— BEGIN Task data —
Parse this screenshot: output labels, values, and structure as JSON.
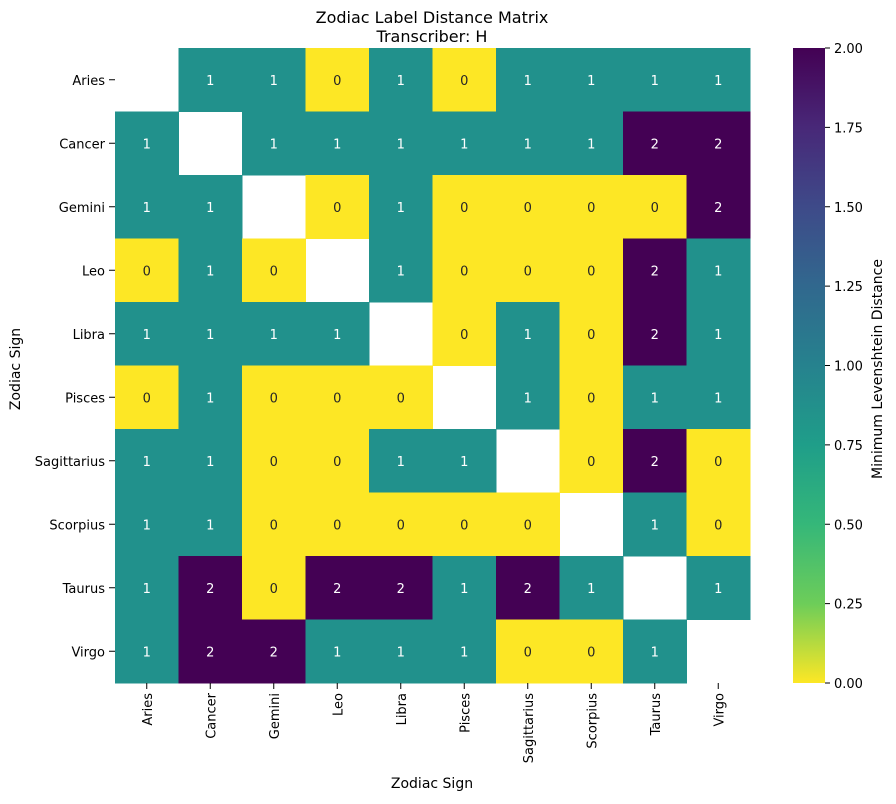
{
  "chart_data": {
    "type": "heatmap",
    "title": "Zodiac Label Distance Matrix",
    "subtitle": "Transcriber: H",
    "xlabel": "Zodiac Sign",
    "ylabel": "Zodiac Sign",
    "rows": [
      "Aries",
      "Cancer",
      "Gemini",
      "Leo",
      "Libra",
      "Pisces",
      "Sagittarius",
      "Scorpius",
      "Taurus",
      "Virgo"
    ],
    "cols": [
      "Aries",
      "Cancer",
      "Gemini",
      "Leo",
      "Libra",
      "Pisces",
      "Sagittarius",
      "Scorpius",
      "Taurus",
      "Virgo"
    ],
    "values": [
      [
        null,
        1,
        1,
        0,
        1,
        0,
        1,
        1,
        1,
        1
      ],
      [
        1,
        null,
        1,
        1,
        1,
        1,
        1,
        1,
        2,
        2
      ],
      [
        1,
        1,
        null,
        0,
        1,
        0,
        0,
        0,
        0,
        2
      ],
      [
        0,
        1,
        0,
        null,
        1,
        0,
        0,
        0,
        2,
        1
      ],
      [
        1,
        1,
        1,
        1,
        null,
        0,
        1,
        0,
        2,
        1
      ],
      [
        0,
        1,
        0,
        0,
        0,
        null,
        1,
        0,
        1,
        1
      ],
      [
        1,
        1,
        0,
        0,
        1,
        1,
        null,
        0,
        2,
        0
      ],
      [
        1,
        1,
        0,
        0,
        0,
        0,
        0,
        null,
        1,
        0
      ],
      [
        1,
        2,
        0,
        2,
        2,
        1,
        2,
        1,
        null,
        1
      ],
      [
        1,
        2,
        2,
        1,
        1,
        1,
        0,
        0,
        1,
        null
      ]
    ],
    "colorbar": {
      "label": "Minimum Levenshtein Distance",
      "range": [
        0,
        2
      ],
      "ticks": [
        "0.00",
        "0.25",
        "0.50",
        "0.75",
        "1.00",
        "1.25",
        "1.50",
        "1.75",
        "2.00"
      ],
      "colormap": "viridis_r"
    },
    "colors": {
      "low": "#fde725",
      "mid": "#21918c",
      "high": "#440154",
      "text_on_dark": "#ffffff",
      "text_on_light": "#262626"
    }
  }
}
— END Task data —
Goal » Your task is to report how many lines of the material include the string "Distance". Give the number and no other words.

Solution to this problem » 2